**Exercise materials:**
===============

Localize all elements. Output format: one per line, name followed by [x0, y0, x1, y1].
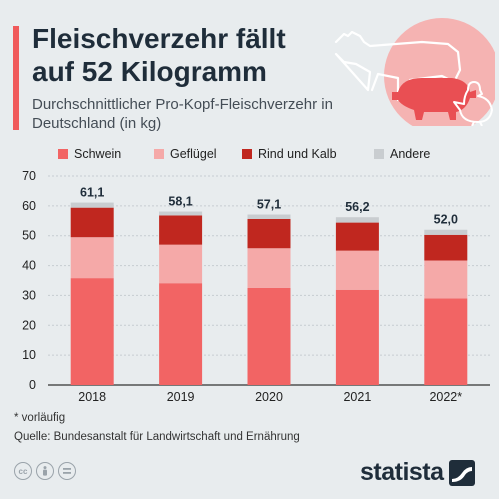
bar-segment: [335, 289, 379, 385]
legend-label-schwein: Schwein: [74, 147, 122, 161]
bar-segment: [159, 283, 203, 385]
y-tick-label: 70: [22, 169, 36, 183]
x-tick-label: 2020: [255, 390, 283, 404]
legend-swatch-gefluegel: [154, 149, 164, 159]
chicken-icon: [453, 81, 493, 126]
pig-icon: [392, 78, 476, 120]
animals-illustration: [334, 18, 495, 126]
x-tick-label: 2019: [167, 390, 195, 404]
bar-total-label: 56,2: [345, 200, 369, 214]
cc-icon[interactable]: cc: [14, 462, 32, 480]
y-tick-label: 0: [29, 378, 36, 392]
bar-segment: [335, 217, 379, 223]
bar-segment: [247, 214, 291, 219]
legend-swatch-andere: [374, 149, 384, 159]
bar-total-label: 58,1: [168, 195, 192, 209]
bar-segment: [247, 218, 291, 249]
chart-legend: Schwein Geflügel Rind und Kalb Andere: [58, 146, 488, 162]
legend-label-rind: Rind und Kalb: [258, 147, 337, 161]
bar-segment: [247, 287, 291, 385]
bar-total-label: 52,0: [434, 213, 458, 227]
by-icon[interactable]: [36, 462, 54, 480]
bar-segment: [70, 202, 114, 208]
bar-segment: [335, 222, 379, 251]
bar-segment: [424, 229, 468, 235]
y-tick-label: 60: [22, 199, 36, 213]
source-note: Quelle: Bundesanstalt für Landwirtschaft…: [14, 431, 300, 443]
stacked-bar-chart: 0 10 20 30 40 50 60 70 61,1 2018 58,1 2019 57,1 2020 5…: [22, 169, 490, 404]
y-tick-label: 10: [22, 348, 36, 362]
cow-icon: [334, 30, 462, 102]
bar-total-label: 57,1: [257, 198, 281, 212]
bar-segment: [247, 248, 291, 288]
bar-segment: [70, 207, 114, 238]
bar-segment: [424, 260, 468, 299]
legend-item-gefluegel: Geflügel: [154, 146, 217, 162]
x-tick-label: 2022*: [429, 390, 462, 404]
bar-segment: [335, 250, 379, 290]
chart-subtitle: Durchschnittlicher Pro-Kopf-Fleischverze…: [32, 96, 333, 132]
legend-swatch-rind: [242, 149, 252, 159]
legend-item-andere: Andere: [374, 146, 430, 162]
bar-segment: [424, 298, 468, 385]
bar-segment: [159, 215, 203, 245]
legend-label-gefluegel: Geflügel: [170, 147, 217, 161]
license-icons: cc: [14, 462, 76, 480]
bar-total-label: 61,1: [80, 186, 104, 200]
footnote: * vorläufig: [14, 412, 66, 424]
nd-icon[interactable]: [58, 462, 76, 480]
bar-segment: [159, 244, 203, 284]
brand-name: statista: [360, 458, 444, 486]
legend-label-andere: Andere: [390, 147, 431, 161]
legend-item-rind: Rind und Kalb: [242, 146, 337, 162]
bar-segment: [70, 278, 114, 385]
statista-brand[interactable]: statista: [360, 458, 475, 487]
x-tick-label: 2018: [78, 390, 106, 404]
bar-segment: [70, 237, 114, 279]
chart-title: Fleischverzehr fällt auf 52 Kilogramm: [32, 23, 286, 87]
statista-logo-icon: [448, 459, 475, 486]
bar-segment: [424, 234, 468, 261]
y-tick-label: 30: [22, 288, 36, 302]
legend-item-schwein: Schwein: [58, 146, 121, 162]
accent-bar: [13, 26, 19, 130]
y-tick-label: 50: [22, 229, 36, 243]
y-tick-label: 20: [22, 318, 36, 332]
x-tick-label: 2021: [343, 390, 371, 404]
y-tick-label: 40: [22, 259, 36, 273]
legend-swatch-schwein: [58, 149, 68, 159]
bar-segment: [159, 211, 203, 216]
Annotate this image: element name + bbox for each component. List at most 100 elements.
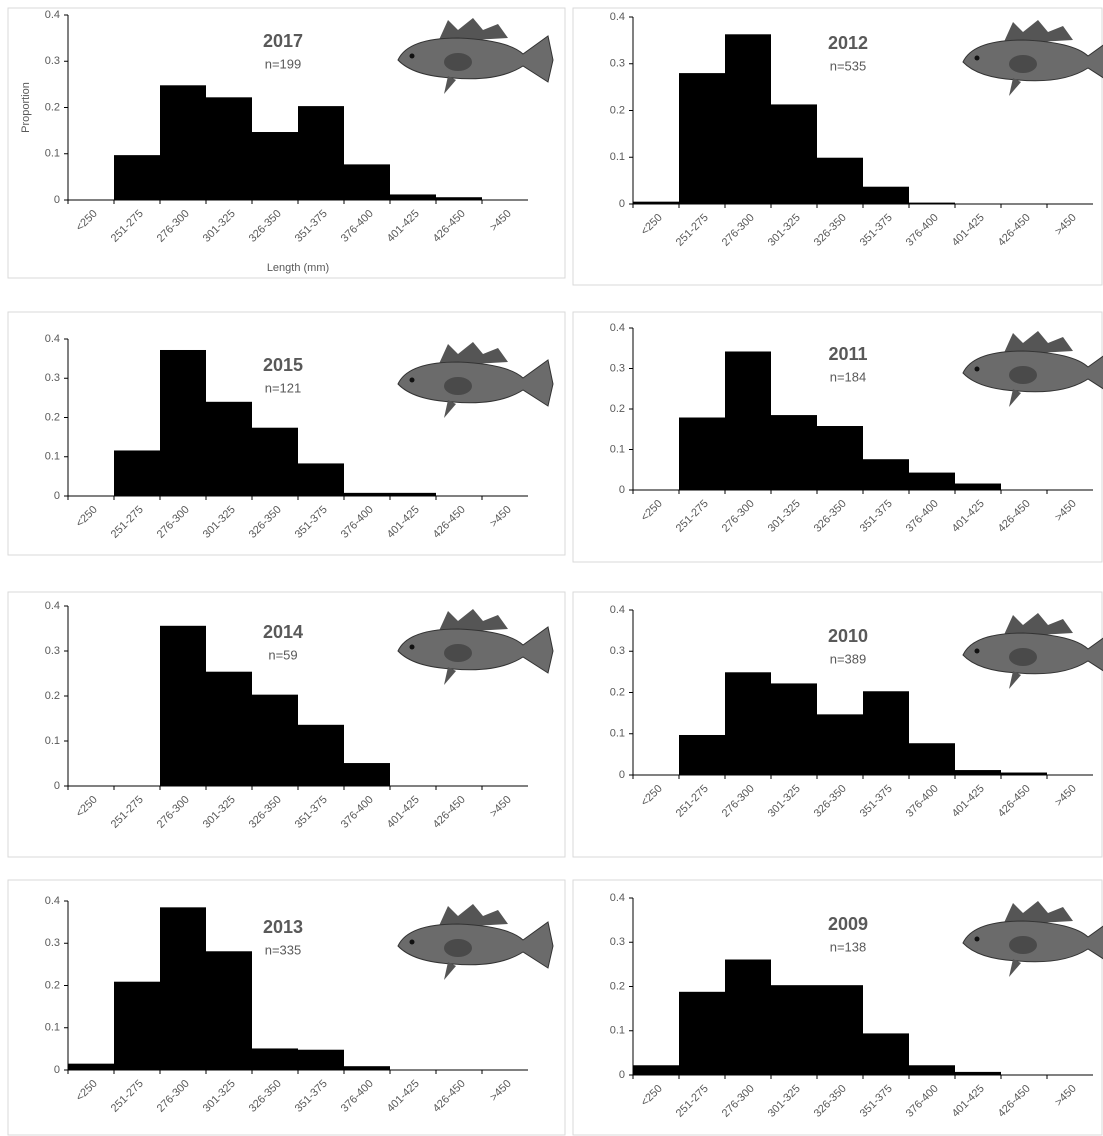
- y-tick-label: 0.3: [610, 645, 625, 657]
- bar: [160, 85, 206, 200]
- x-tick-label: <250: [639, 783, 665, 809]
- x-tick-label: >450: [488, 794, 514, 820]
- x-tick-label: 326-350: [812, 783, 849, 820]
- bar: [955, 484, 1001, 490]
- bar: [633, 202, 679, 204]
- bar: [725, 960, 771, 1075]
- y-tick-label: 0: [54, 1064, 60, 1076]
- y-tick-label: 0.3: [45, 937, 60, 949]
- fish-fin: [444, 962, 456, 980]
- y-tick-label: 0.4: [610, 892, 625, 904]
- x-tick-label: 251-275: [674, 1083, 711, 1120]
- y-tick-label: 0.1: [45, 451, 60, 463]
- x-tick-label: <250: [74, 504, 100, 530]
- fish-eye: [975, 937, 980, 942]
- bar: [771, 985, 817, 1075]
- y-tick-label: 0.3: [610, 362, 625, 374]
- chart-subtitle: n=535: [830, 58, 867, 73]
- fish-body: [398, 36, 553, 82]
- fish-gill: [1009, 648, 1037, 666]
- fish-gill: [1009, 55, 1037, 73]
- x-tick-label: <250: [639, 1083, 665, 1109]
- x-tick-label: 426-450: [996, 1083, 1033, 1120]
- chart-subtitle: n=335: [265, 942, 302, 957]
- bar: [679, 735, 725, 775]
- fish-eye: [975, 367, 980, 372]
- y-tick-label: 0.4: [45, 895, 60, 907]
- x-tick-label: 401-425: [950, 783, 987, 820]
- x-tick-label: >450: [1053, 783, 1079, 809]
- x-tick-label: 301-325: [201, 504, 238, 541]
- y-tick-label: 0.4: [45, 9, 60, 21]
- fish-gill: [444, 939, 472, 957]
- bar: [955, 770, 1001, 775]
- y-tick-label: 0.2: [45, 690, 60, 702]
- y-tick-label: 0: [54, 780, 60, 792]
- x-tick-label: 376-400: [339, 504, 376, 541]
- y-tick-label: 0: [619, 484, 625, 496]
- bar: [114, 155, 160, 200]
- chart-title: 2012: [828, 33, 868, 53]
- x-tick-label: 376-400: [904, 498, 941, 535]
- chart-subtitle: n=121: [265, 380, 302, 395]
- fish-body: [398, 360, 553, 406]
- bar: [344, 493, 390, 496]
- y-tick-label: 0.1: [610, 151, 625, 163]
- bar: [771, 683, 817, 775]
- x-tick-label: 351-375: [293, 504, 330, 541]
- y-tick-label: 0.2: [610, 104, 625, 116]
- chart-title: 2017: [263, 31, 303, 51]
- bar: [817, 426, 863, 490]
- chart-title: 2013: [263, 917, 303, 937]
- bar: [206, 672, 252, 786]
- x-tick-label: 351-375: [293, 794, 330, 831]
- x-tick-label: 426-450: [996, 783, 1033, 820]
- y-tick-label: 0.3: [45, 645, 60, 657]
- x-tick-label: >450: [1053, 1083, 1079, 1109]
- chart-subtitle: n=184: [830, 369, 867, 384]
- x-tick-label: 376-400: [904, 1083, 941, 1120]
- fish-eye: [410, 645, 415, 650]
- x-tick-label: >450: [488, 504, 514, 530]
- bar: [725, 351, 771, 490]
- y-tick-label: 0: [619, 198, 625, 210]
- x-tick-label: >450: [488, 1078, 514, 1104]
- chart-panel: <250251-275276-300301-325326-350351-3753…: [8, 880, 565, 1135]
- fish-fin: [1009, 78, 1021, 96]
- x-tick-label: 351-375: [293, 1078, 330, 1115]
- y-tick-label: 0.1: [610, 1025, 625, 1037]
- x-tick-label: 251-275: [674, 783, 711, 820]
- x-tick-label: <250: [639, 498, 665, 524]
- y-tick-label: 0.4: [610, 604, 625, 616]
- bar: [955, 1072, 1001, 1075]
- x-tick-label: 401-425: [385, 794, 422, 831]
- bar: [252, 695, 298, 786]
- x-tick-label: 276-300: [155, 794, 192, 831]
- x-tick-label: >450: [1053, 498, 1079, 524]
- x-tick-label: 251-275: [109, 794, 146, 831]
- x-tick-label: 301-325: [766, 1083, 803, 1120]
- y-tick-label: 0.1: [45, 148, 60, 160]
- bar: [863, 1033, 909, 1075]
- chart-subtitle: n=389: [830, 651, 867, 666]
- x-tick-label: 276-300: [155, 504, 192, 541]
- fish-eye: [975, 56, 980, 61]
- fish-eye: [410, 378, 415, 383]
- x-tick-label: 326-350: [247, 794, 284, 831]
- x-tick-label: 276-300: [155, 1078, 192, 1115]
- x-tick-label: 426-450: [431, 794, 468, 831]
- bar: [909, 743, 955, 775]
- x-axis-label: Length (mm): [267, 262, 329, 274]
- x-tick-label: 376-400: [904, 783, 941, 820]
- fish-illustration: [963, 20, 1103, 96]
- bar: [679, 992, 725, 1075]
- bar: [344, 164, 390, 200]
- x-tick-label: 426-450: [431, 504, 468, 541]
- bar: [298, 725, 344, 786]
- x-tick-label: 376-400: [904, 212, 941, 249]
- fish-gill: [1009, 366, 1037, 384]
- fish-illustration: [963, 901, 1103, 977]
- fish-illustration: [398, 18, 553, 94]
- x-tick-label: 251-275: [109, 208, 146, 245]
- x-tick-label: 251-275: [109, 1078, 146, 1115]
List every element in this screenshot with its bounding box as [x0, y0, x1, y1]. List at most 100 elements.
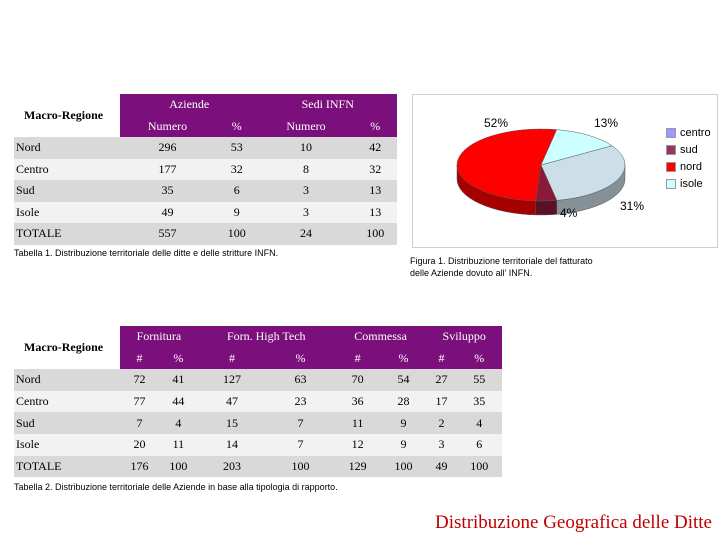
- table-row: Isole 20 11 14 7 12 9 3 6: [14, 433, 502, 456]
- cell: 296: [120, 137, 215, 159]
- cell: 70: [334, 369, 381, 391]
- table2-subheader: %: [456, 347, 502, 370]
- table-row-total: TOTALE 176 100 203 100 129 100 49 100: [14, 455, 502, 478]
- legend-label: nord: [680, 160, 703, 173]
- pie-label-nord: 52%: [484, 116, 509, 130]
- cell: 6: [215, 180, 259, 202]
- legend-item-nord: nord: [666, 158, 711, 175]
- cell: 54: [380, 369, 427, 391]
- cell: 32: [353, 158, 397, 180]
- pie-label-isole: 13%: [594, 116, 619, 130]
- row-label: Sud: [14, 412, 120, 434]
- cell: 72: [120, 369, 159, 391]
- row-label: Isole: [14, 201, 120, 223]
- table-row: Nord 296 53 10 42: [14, 137, 397, 159]
- cell: 49: [120, 201, 215, 223]
- figure1-caption-line2: delle Aziende dovuto all’ INFN.: [410, 268, 533, 278]
- table-row: Nord 72 41 127 63 70 54 27 55: [14, 369, 502, 391]
- legend-swatch: [666, 144, 676, 155]
- table1-subheader: %: [353, 115, 397, 137]
- cell: 63: [266, 369, 335, 391]
- pie-label-sud: 4%: [560, 206, 578, 220]
- cell: 35: [456, 390, 502, 413]
- table2-corner: Macro-Regione: [14, 326, 120, 370]
- row-label: TOTALE: [14, 455, 120, 478]
- table2-group-high-tech: Forn. High Tech: [197, 326, 335, 348]
- cell: 100: [158, 455, 198, 478]
- table1-subheader: Numero: [120, 115, 215, 137]
- table1-group-sedi: Sedi INFN: [258, 94, 397, 116]
- table2-subheader: %: [158, 347, 198, 370]
- cell: 24: [258, 223, 354, 245]
- slide-title: Distribuzione Geografica delle Ditte: [435, 512, 712, 533]
- table2-caption: Tabella 2. Distribuzione territoriale de…: [14, 482, 338, 492]
- table2-subheader: %: [380, 347, 427, 370]
- row-label: Nord: [14, 137, 120, 159]
- cell: 9: [380, 433, 427, 456]
- table2-group-sviluppo: Sviluppo: [426, 326, 502, 348]
- cell: 176: [120, 455, 159, 478]
- cell: 15: [197, 412, 267, 434]
- cell: 11: [334, 412, 381, 434]
- table-row: Isole 49 9 3 13: [14, 201, 397, 223]
- cell: 177: [120, 158, 215, 180]
- legend-swatch: [666, 127, 676, 138]
- cell: 14: [197, 433, 267, 456]
- table2-subheader: %: [266, 347, 335, 370]
- table2-subheader: #: [334, 347, 381, 370]
- cell: 41: [158, 369, 198, 391]
- cell: 129: [334, 455, 381, 478]
- legend-swatch: [666, 161, 676, 172]
- cell: 13: [353, 201, 397, 223]
- cell: 32: [215, 158, 259, 180]
- cell: 35: [120, 180, 215, 202]
- cell: 2: [426, 412, 457, 434]
- cell: 7: [266, 412, 335, 434]
- cell: 3: [258, 201, 354, 223]
- legend-label: isole: [680, 177, 703, 190]
- cell: 42: [353, 137, 397, 159]
- pie-slice-nord: [456, 128, 558, 202]
- table2-subheader: #: [197, 347, 267, 370]
- cell: 28: [380, 390, 427, 413]
- table-row: Sud 7 4 15 7 11 9 2 4: [14, 412, 502, 434]
- pie-legend: centro sud nord isole: [666, 124, 711, 192]
- cell: 20: [120, 433, 159, 456]
- pie-label-centro: 31%: [620, 199, 645, 213]
- pie-slice-isole: [540, 129, 613, 166]
- cell: 49: [426, 455, 457, 478]
- cell: 10: [258, 137, 354, 159]
- cell: 27: [426, 369, 457, 391]
- table-row: Centro 77 44 47 23 36 28 17 35: [14, 390, 502, 413]
- cell: 100: [380, 455, 427, 478]
- table2-group-commessa: Commessa: [334, 326, 427, 348]
- table-row-total: TOTALE 557 100 24 100: [14, 223, 397, 245]
- table-row: Sud 35 6 3 13: [14, 180, 397, 202]
- table1-subheader: Numero: [258, 115, 354, 137]
- table1-subheader: %: [215, 115, 259, 137]
- cell: 8: [258, 158, 354, 180]
- row-label: Centro: [14, 158, 120, 180]
- cell: 77: [120, 390, 159, 413]
- cell: 44: [158, 390, 198, 413]
- cell: 100: [266, 455, 335, 478]
- legend-item-sud: sud: [666, 141, 711, 158]
- cell: 4: [456, 412, 502, 434]
- cell: 12: [334, 433, 381, 456]
- cell: 9: [215, 201, 259, 223]
- figure1-caption-line1: Figura 1. Distribuzione territoriale del…: [410, 256, 593, 266]
- cell: 23: [266, 390, 335, 413]
- table-tipologia-rapporto: Macro-Regione Fornitura Forn. High Tech …: [14, 326, 502, 478]
- pie-side-sud: [535, 200, 557, 216]
- cell: 7: [266, 433, 335, 456]
- legend-label: centro: [680, 126, 711, 139]
- table1-caption: Tabella 1. Distribuzione territoriale de…: [14, 248, 279, 258]
- cell: 47: [197, 390, 267, 413]
- cell: 100: [215, 223, 259, 245]
- cell: 100: [353, 223, 397, 245]
- table-aziende-sedi: Macro-Regione Aziende Sedi INFN Numero %…: [14, 94, 397, 245]
- row-label: TOTALE: [14, 223, 120, 245]
- row-label: Nord: [14, 369, 120, 391]
- cell: 6: [456, 433, 502, 456]
- legend-swatch: [666, 178, 676, 189]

===============

**Directions:**
Print the stretch of lines from the line that contains "- table-row: Isole 20" through the line that contains "- table2-group-high-tech: Forn.", both included, reproducing each one exactly.

**Answer to this exercise:**
- table-row: Isole 20 11 14 7 12 9 3 6: [14, 433, 502, 456]
- cell: 296: [120, 137, 215, 159]
- cell: 70: [334, 369, 381, 391]
- table2-subheader: %: [456, 347, 502, 370]
- table-row-total: TOTALE 176 100 203 100 129 100 49 100: [14, 455, 502, 478]
- legend-label: nord: [680, 160, 703, 173]
- pie-label-nord: 52%: [484, 116, 509, 130]
- cell: 6: [215, 180, 259, 202]
- legend-item-nord: nord: [666, 158, 711, 175]
- cell: 54: [380, 369, 427, 391]
- cell: 32: [353, 158, 397, 180]
- pie-label-isole: 13%: [594, 116, 619, 130]
- row-label: Sud: [14, 412, 120, 434]
- cell: 72: [120, 369, 159, 391]
- row-label: Isole: [14, 201, 120, 223]
- table-row: Nord 296 53 10 42: [14, 137, 397, 159]
- cell: 49: [120, 201, 215, 223]
- figure1-caption-line2: delle Aziende dovuto all’ INFN.: [410, 268, 533, 278]
- table-row: Nord 72 41 127 63 70 54 27 55: [14, 369, 502, 391]
- legend-swatch: [666, 144, 676, 155]
- table1-subheader: %: [353, 115, 397, 137]
- cell: 63: [266, 369, 335, 391]
- pie-label-sud: 4%: [560, 206, 578, 220]
- cell: 35: [456, 390, 502, 413]
- table2-corner: Macro-Regione: [14, 326, 120, 370]
- row-label: TOTALE: [14, 455, 120, 478]
- table2-group-high-tech: Forn. High Tech: [197, 326, 335, 348]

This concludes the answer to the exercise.